Written exercise —
Copy out each line exactly; pictures stay out of the copy.
====
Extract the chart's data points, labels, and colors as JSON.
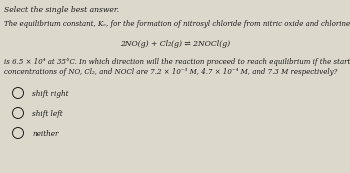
{
  "title": "Select the single best answer.",
  "para1": "The equilibrium constant, Kₑ, for the formation of nitrosyl chloride from nitric oxide and chlorine.",
  "equation": "2NO(g) + Cl₂(g) ⇌ 2NOCl(g)",
  "para2a": "is 6.5 × 10⁴ at 35°C. In which direction will the reaction proceed to reach equilibrium if the starting",
  "para2b": "concentrations of NO, Cl₂, and NOCl are 7.2 × 10⁻³ M, 4.7 × 10⁻⁴ M, and 7.3 M respectively?",
  "options": [
    "shift right",
    "shift left",
    "neither"
  ],
  "bg_color": "#ddd8cc",
  "text_color": "#1a1a1a",
  "title_fontsize": 5.5,
  "body_fontsize": 5.0,
  "eq_fontsize": 5.5,
  "opt_fontsize": 5.2
}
====
Answer to the exercise —
Extract the chart's data points, labels, and colors as JSON.
{
  "title": "Select the single best answer.",
  "para1": "The equilibrium constant, Kₑ, for the formation of nitrosyl chloride from nitric oxide and chlorine.",
  "equation": "2NO(g) + Cl₂(g) ⇌ 2NOCl(g)",
  "para2a": "is 6.5 × 10⁴ at 35°C. In which direction will the reaction proceed to reach equilibrium if the starting",
  "para2b": "concentrations of NO, Cl₂, and NOCl are 7.2 × 10⁻³ M, 4.7 × 10⁻⁴ M, and 7.3 M respectively?",
  "options": [
    "shift right",
    "shift left",
    "neither"
  ],
  "bg_color": "#ddd8cc",
  "text_color": "#1a1a1a",
  "title_fontsize": 5.5,
  "body_fontsize": 5.0,
  "eq_fontsize": 5.5,
  "opt_fontsize": 5.2
}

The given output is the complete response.